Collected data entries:
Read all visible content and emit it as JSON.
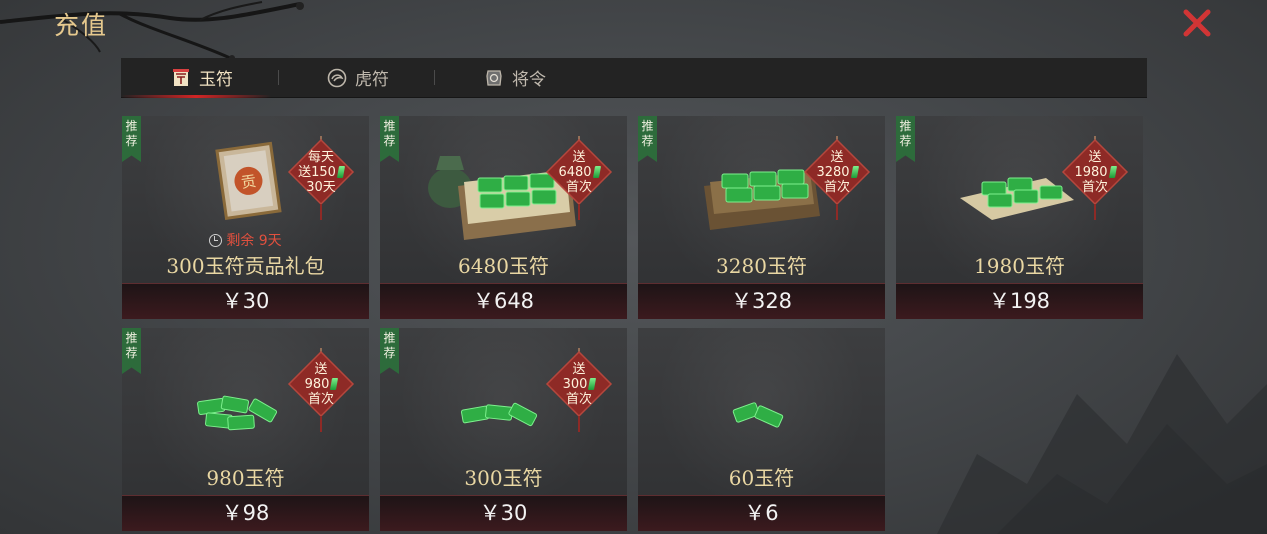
{
  "header": {
    "title": "充值"
  },
  "tabs": [
    {
      "label": "玉符",
      "icon": "jade-token-icon",
      "active": true
    },
    {
      "label": "虎符",
      "icon": "tiger-token-icon",
      "active": false
    },
    {
      "label": "将令",
      "icon": "general-order-icon",
      "active": false
    }
  ],
  "products": [
    {
      "tag": "推荐",
      "badge_lines": [
        "每天",
        "送150",
        "30天"
      ],
      "name": "300玉符贡品礼包",
      "price": "￥30",
      "timer_label": "剩余 9天",
      "image": "tribute-gift-pack"
    },
    {
      "tag": "推荐",
      "badge_lines": [
        "送",
        "6480",
        "首次"
      ],
      "name": "6480玉符",
      "price": "￥648",
      "image": "jade-chest-with-bag"
    },
    {
      "tag": "推荐",
      "badge_lines": [
        "送",
        "3280",
        "首次"
      ],
      "name": "3280玉符",
      "price": "￥328",
      "image": "jade-tray"
    },
    {
      "tag": "推荐",
      "badge_lines": [
        "送",
        "1980",
        "首次"
      ],
      "name": "1980玉符",
      "price": "￥198",
      "image": "jade-cloth-bundle"
    },
    {
      "tag": "推荐",
      "badge_lines": [
        "送",
        "980",
        "首次"
      ],
      "name": "980玉符",
      "price": "￥98",
      "image": "jade-pile-large"
    },
    {
      "tag": "推荐",
      "badge_lines": [
        "送",
        "300",
        "首次"
      ],
      "name": "300玉符",
      "price": "￥30",
      "image": "jade-pile-medium"
    },
    {
      "name": "60玉符",
      "price": "￥6",
      "image": "jade-pile-small"
    }
  ],
  "colors": {
    "accent_red": "#d12525",
    "gold_text": "#e9d7a3",
    "badge_red": "#8e2a26",
    "tag_green": "#2d6b3b",
    "jade_green": "#3fcf55"
  }
}
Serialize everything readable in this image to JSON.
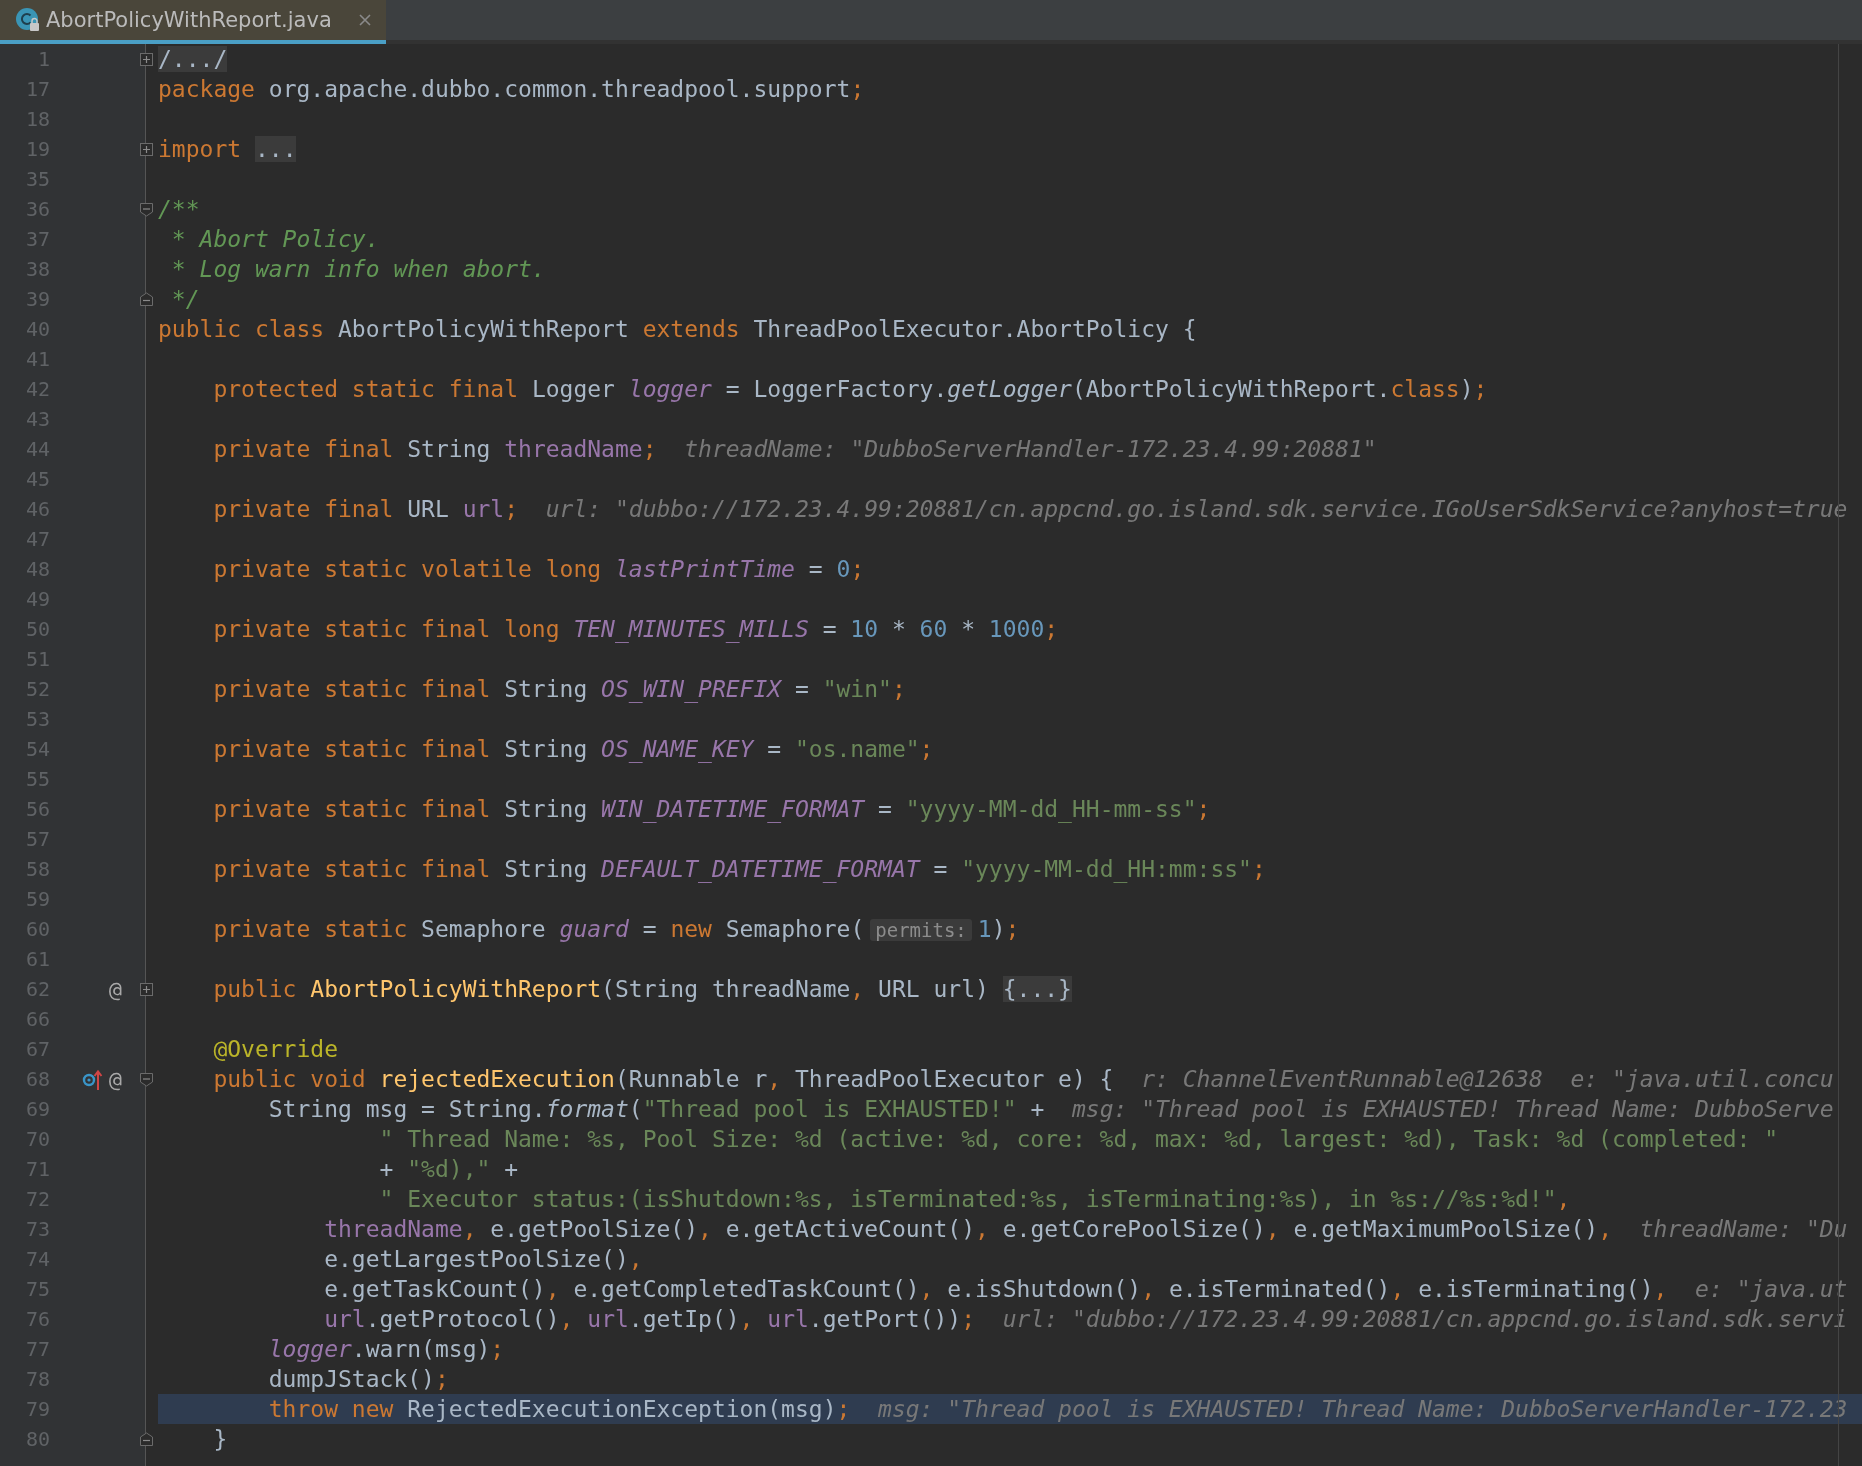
{
  "tab": {
    "title": "AbortPolicyWithReport.java",
    "selected": true
  },
  "lines": [
    {
      "number": "1",
      "kind": "top",
      "fold": {
        "kind": "expand"
      },
      "current": false,
      "tokens": [
        {
          "kind": "folded",
          "text": "/.../"
        }
      ]
    },
    {
      "number": "17",
      "kind": "top",
      "current": false,
      "tokens": [
        {
          "kind": "keyword",
          "text": "package "
        },
        {
          "kind": "plain",
          "text": "org.apache.dubbo.common.threadpool.support"
        },
        {
          "kind": "keyword",
          "text": ";"
        }
      ]
    },
    {
      "number": "18",
      "kind": "top",
      "current": false
    },
    {
      "number": "19",
      "kind": "top",
      "fold": {
        "kind": "expand"
      },
      "current": false,
      "tokens": [
        {
          "kind": "keyword",
          "text": "import "
        },
        {
          "kind": "folded",
          "text": "..."
        }
      ]
    },
    {
      "number": "35",
      "kind": "top",
      "current": false
    },
    {
      "number": "36",
      "kind": "top",
      "fold": {
        "kind": "collapse-start"
      },
      "current": false,
      "tokens": [
        {
          "kind": "doc",
          "text": "/**"
        }
      ]
    },
    {
      "number": "37",
      "kind": "top",
      "current": false,
      "tokens": [
        {
          "kind": "doc",
          "text": " * Abort Policy."
        }
      ]
    },
    {
      "number": "38",
      "kind": "top",
      "current": false,
      "tokens": [
        {
          "kind": "doc",
          "text": " * Log warn info when abort."
        }
      ]
    },
    {
      "number": "39",
      "kind": "top",
      "fold": {
        "kind": "collapse-end"
      },
      "current": false,
      "tokens": [
        {
          "kind": "doc",
          "text": " */"
        }
      ]
    },
    {
      "number": "40",
      "kind": "top",
      "current": false,
      "tokens": [
        {
          "kind": "keyword",
          "text": "public class "
        },
        {
          "kind": "plain",
          "text": "AbortPolicyWithReport "
        },
        {
          "kind": "keyword",
          "text": "extends "
        },
        {
          "kind": "plain",
          "text": "ThreadPoolExecutor.AbortPolicy {"
        }
      ]
    },
    {
      "number": "41",
      "kind": "top",
      "current": false
    },
    {
      "number": "42",
      "kind": "member",
      "current": false,
      "tokens": [
        {
          "kind": "keyword",
          "text": "protected static final "
        },
        {
          "kind": "plain",
          "text": "Logger "
        },
        {
          "kind": "static-field",
          "text": "logger"
        },
        {
          "kind": "plain",
          "text": " = LoggerFactory."
        },
        {
          "kind": "static-call",
          "text": "getLogger"
        },
        {
          "kind": "plain",
          "text": "(AbortPolicyWithReport."
        },
        {
          "kind": "keyword",
          "text": "class"
        },
        {
          "kind": "plain",
          "text": ")"
        },
        {
          "kind": "keyword",
          "text": ";"
        }
      ]
    },
    {
      "number": "43",
      "kind": "top",
      "current": false
    },
    {
      "number": "44",
      "kind": "member",
      "current": false,
      "tokens": [
        {
          "kind": "keyword",
          "text": "private final "
        },
        {
          "kind": "plain",
          "text": "String "
        },
        {
          "kind": "field",
          "text": "threadName"
        },
        {
          "kind": "keyword",
          "text": ";"
        }
      ],
      "hints": [
        "threadName: \"DubboServerHandler-172.23.4.99:20881\""
      ]
    },
    {
      "number": "45",
      "kind": "top",
      "current": false
    },
    {
      "number": "46",
      "kind": "member",
      "current": false,
      "tokens": [
        {
          "kind": "keyword",
          "text": "private final "
        },
        {
          "kind": "plain",
          "text": "URL "
        },
        {
          "kind": "field",
          "text": "url"
        },
        {
          "kind": "keyword",
          "text": ";"
        }
      ],
      "hints": [
        "url: \"dubbo://172.23.4.99:20881/cn.appcnd.go.island.sdk.service.IGoUserSdkService?anyhost=true"
      ]
    },
    {
      "number": "47",
      "kind": "top",
      "current": false
    },
    {
      "number": "48",
      "kind": "member",
      "current": false,
      "tokens": [
        {
          "kind": "keyword",
          "text": "private static volatile long "
        },
        {
          "kind": "static-field",
          "text": "lastPrintTime"
        },
        {
          "kind": "plain",
          "text": " = "
        },
        {
          "kind": "number",
          "text": "0"
        },
        {
          "kind": "keyword",
          "text": ";"
        }
      ]
    },
    {
      "number": "49",
      "kind": "top",
      "current": false
    },
    {
      "number": "50",
      "kind": "member",
      "current": false,
      "tokens": [
        {
          "kind": "keyword",
          "text": "private static final long "
        },
        {
          "kind": "static-field",
          "text": "TEN_MINUTES_MILLS"
        },
        {
          "kind": "plain",
          "text": " = "
        },
        {
          "kind": "number",
          "text": "10"
        },
        {
          "kind": "plain",
          "text": " * "
        },
        {
          "kind": "number",
          "text": "60"
        },
        {
          "kind": "plain",
          "text": " * "
        },
        {
          "kind": "number",
          "text": "1000"
        },
        {
          "kind": "keyword",
          "text": ";"
        }
      ]
    },
    {
      "number": "51",
      "kind": "top",
      "current": false
    },
    {
      "number": "52",
      "kind": "member",
      "current": false,
      "tokens": [
        {
          "kind": "keyword",
          "text": "private static final "
        },
        {
          "kind": "plain",
          "text": "String "
        },
        {
          "kind": "static-field",
          "text": "OS_WIN_PREFIX"
        },
        {
          "kind": "plain",
          "text": " = "
        },
        {
          "kind": "string",
          "text": "\"win\""
        },
        {
          "kind": "keyword",
          "text": ";"
        }
      ]
    },
    {
      "number": "53",
      "kind": "top",
      "current": false
    },
    {
      "number": "54",
      "kind": "member",
      "current": false,
      "tokens": [
        {
          "kind": "keyword",
          "text": "private static final "
        },
        {
          "kind": "plain",
          "text": "String "
        },
        {
          "kind": "static-field",
          "text": "OS_NAME_KEY"
        },
        {
          "kind": "plain",
          "text": " = "
        },
        {
          "kind": "string",
          "text": "\"os.name\""
        },
        {
          "kind": "keyword",
          "text": ";"
        }
      ]
    },
    {
      "number": "55",
      "kind": "top",
      "current": false
    },
    {
      "number": "56",
      "kind": "member",
      "current": false,
      "tokens": [
        {
          "kind": "keyword",
          "text": "private static final "
        },
        {
          "kind": "plain",
          "text": "String "
        },
        {
          "kind": "static-field",
          "text": "WIN_DATETIME_FORMAT"
        },
        {
          "kind": "plain",
          "text": " = "
        },
        {
          "kind": "string",
          "text": "\"yyyy-MM-dd_HH-mm-ss\""
        },
        {
          "kind": "keyword",
          "text": ";"
        }
      ]
    },
    {
      "number": "57",
      "kind": "top",
      "current": false
    },
    {
      "number": "58",
      "kind": "member",
      "current": false,
      "tokens": [
        {
          "kind": "keyword",
          "text": "private static final "
        },
        {
          "kind": "plain",
          "text": "String "
        },
        {
          "kind": "static-field",
          "text": "DEFAULT_DATETIME_FORMAT"
        },
        {
          "kind": "plain",
          "text": " = "
        },
        {
          "kind": "string",
          "text": "\"yyyy-MM-dd_HH:mm:ss\""
        },
        {
          "kind": "keyword",
          "text": ";"
        }
      ]
    },
    {
      "number": "59",
      "kind": "top",
      "current": false
    },
    {
      "number": "60",
      "kind": "member",
      "current": false,
      "tokens": [
        {
          "kind": "keyword",
          "text": "private static "
        },
        {
          "kind": "plain",
          "text": "Semaphore "
        },
        {
          "kind": "static-field",
          "text": "guard"
        },
        {
          "kind": "plain",
          "text": " = "
        },
        {
          "kind": "keyword",
          "text": "new "
        },
        {
          "kind": "plain",
          "text": "Semaphore("
        },
        {
          "kind": "param-hint",
          "text": "permits:"
        },
        {
          "kind": "number",
          "text": "1"
        },
        {
          "kind": "plain",
          "text": ")"
        },
        {
          "kind": "keyword",
          "text": ";"
        }
      ]
    },
    {
      "number": "61",
      "kind": "top",
      "current": false
    },
    {
      "number": "62",
      "kind": "member",
      "fold": {
        "kind": "expand"
      },
      "current": false,
      "gutter": [
        {
          "kind": "text",
          "text": "@"
        }
      ],
      "tokens": [
        {
          "kind": "keyword",
          "text": "public "
        },
        {
          "kind": "method",
          "text": "AbortPolicyWithReport"
        },
        {
          "kind": "plain",
          "text": "(String threadName"
        },
        {
          "kind": "keyword",
          "text": ", "
        },
        {
          "kind": "plain",
          "text": "URL url) "
        },
        {
          "kind": "folded",
          "text": "{...}"
        }
      ]
    },
    {
      "number": "66",
      "kind": "top",
      "current": false
    },
    {
      "number": "67",
      "kind": "member",
      "current": false,
      "tokens": [
        {
          "kind": "annotation",
          "text": "@Override"
        }
      ]
    },
    {
      "number": "68",
      "kind": "member",
      "fold": {
        "kind": "collapse-start"
      },
      "current": false,
      "gutter": [
        {
          "kind": "override-arrow"
        },
        {
          "kind": "text",
          "text": "@"
        }
      ],
      "tokens": [
        {
          "kind": "keyword",
          "text": "public void "
        },
        {
          "kind": "method",
          "text": "rejectedExecution"
        },
        {
          "kind": "plain",
          "text": "(Runnable r"
        },
        {
          "kind": "keyword",
          "text": ", "
        },
        {
          "kind": "plain",
          "text": "ThreadPoolExecutor e) {"
        }
      ],
      "hints": [
        "r: ChannelEventRunnable@12638",
        "e: \"java.util.concu"
      ]
    },
    {
      "number": "69",
      "kind": "statement",
      "current": false,
      "tokens": [
        {
          "kind": "plain",
          "text": "String msg = String."
        },
        {
          "kind": "static-call",
          "text": "format"
        },
        {
          "kind": "plain",
          "text": "("
        },
        {
          "kind": "string",
          "text": "\"Thread pool is EXHAUSTED!\""
        },
        {
          "kind": "plain",
          "text": " +"
        }
      ],
      "hints": [
        "msg: \"Thread pool is EXHAUSTED! Thread Name: DubboServe"
      ]
    },
    {
      "number": "70",
      "kind": "continuation",
      "current": false,
      "tokens": [
        {
          "kind": "string",
          "text": "\" Thread Name: %s, Pool Size: %d (active: %d, core: %d, max: %d, largest: %d), Task: %d (completed: \""
        }
      ]
    },
    {
      "number": "71",
      "kind": "continuation",
      "current": false,
      "tokens": [
        {
          "kind": "plain",
          "text": "+ "
        },
        {
          "kind": "string",
          "text": "\"%d),\""
        },
        {
          "kind": "plain",
          "text": " +"
        }
      ]
    },
    {
      "number": "72",
      "kind": "continuation",
      "current": false,
      "tokens": [
        {
          "kind": "string",
          "text": "\" Executor status:(isShutdown:%s, isTerminated:%s, isTerminating:%s), in %s://%s:%d!\""
        },
        {
          "kind": "keyword",
          "text": ","
        }
      ]
    },
    {
      "number": "73",
      "kind": "argument",
      "current": false,
      "tokens": [
        {
          "kind": "field",
          "text": "threadName"
        },
        {
          "kind": "keyword",
          "text": ", "
        },
        {
          "kind": "plain",
          "text": "e.getPoolSize()"
        },
        {
          "kind": "keyword",
          "text": ", "
        },
        {
          "kind": "plain",
          "text": "e.getActiveCount()"
        },
        {
          "kind": "keyword",
          "text": ", "
        },
        {
          "kind": "plain",
          "text": "e.getCorePoolSize()"
        },
        {
          "kind": "keyword",
          "text": ", "
        },
        {
          "kind": "plain",
          "text": "e.getMaximumPoolSize()"
        },
        {
          "kind": "keyword",
          "text": ","
        }
      ],
      "hints": [
        "threadName: \"Du"
      ]
    },
    {
      "number": "74",
      "kind": "argument",
      "current": false,
      "tokens": [
        {
          "kind": "plain",
          "text": "e.getLargestPoolSize()"
        },
        {
          "kind": "keyword",
          "text": ","
        }
      ]
    },
    {
      "number": "75",
      "kind": "argument",
      "current": false,
      "tokens": [
        {
          "kind": "plain",
          "text": "e.getTaskCount()"
        },
        {
          "kind": "keyword",
          "text": ", "
        },
        {
          "kind": "plain",
          "text": "e.getCompletedTaskCount()"
        },
        {
          "kind": "keyword",
          "text": ", "
        },
        {
          "kind": "plain",
          "text": "e.isShutdown()"
        },
        {
          "kind": "keyword",
          "text": ", "
        },
        {
          "kind": "plain",
          "text": "e.isTerminated()"
        },
        {
          "kind": "keyword",
          "text": ", "
        },
        {
          "kind": "plain",
          "text": "e.isTerminating()"
        },
        {
          "kind": "keyword",
          "text": ","
        }
      ],
      "hints": [
        "e: \"java.ut"
      ]
    },
    {
      "number": "76",
      "kind": "argument",
      "current": false,
      "tokens": [
        {
          "kind": "field",
          "text": "url"
        },
        {
          "kind": "plain",
          "text": ".getProtocol()"
        },
        {
          "kind": "keyword",
          "text": ", "
        },
        {
          "kind": "field",
          "text": "url"
        },
        {
          "kind": "plain",
          "text": ".getIp()"
        },
        {
          "kind": "keyword",
          "text": ", "
        },
        {
          "kind": "field",
          "text": "url"
        },
        {
          "kind": "plain",
          "text": ".getPort())"
        },
        {
          "kind": "keyword",
          "text": ";"
        }
      ],
      "hints": [
        "url: \"dubbo://172.23.4.99:20881/cn.appcnd.go.island.sdk.servi"
      ]
    },
    {
      "number": "77",
      "kind": "statement",
      "current": false,
      "tokens": [
        {
          "kind": "static-field",
          "text": "logger"
        },
        {
          "kind": "plain",
          "text": ".warn(msg)"
        },
        {
          "kind": "keyword",
          "text": ";"
        }
      ]
    },
    {
      "number": "78",
      "kind": "statement",
      "current": false,
      "tokens": [
        {
          "kind": "plain",
          "text": "dumpJStack()"
        },
        {
          "kind": "keyword",
          "text": ";"
        }
      ]
    },
    {
      "number": "79",
      "kind": "statement",
      "current": true,
      "tokens": [
        {
          "kind": "keyword",
          "text": "throw new "
        },
        {
          "kind": "plain",
          "text": "RejectedExecutionException(msg)"
        },
        {
          "kind": "keyword",
          "text": ";"
        }
      ],
      "hints": [
        "msg: \"Thread pool is EXHAUSTED! Thread Name: DubboServerHandler-172.23"
      ]
    },
    {
      "number": "80",
      "kind": "member",
      "fold": {
        "kind": "collapse-end"
      },
      "current": false,
      "tokens": [
        {
          "kind": "plain",
          "text": "}"
        }
      ]
    }
  ]
}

» **Task goal**
Tally the lines of the listing in which the word "java" occurs, and state the total alone.

» **Final result**
3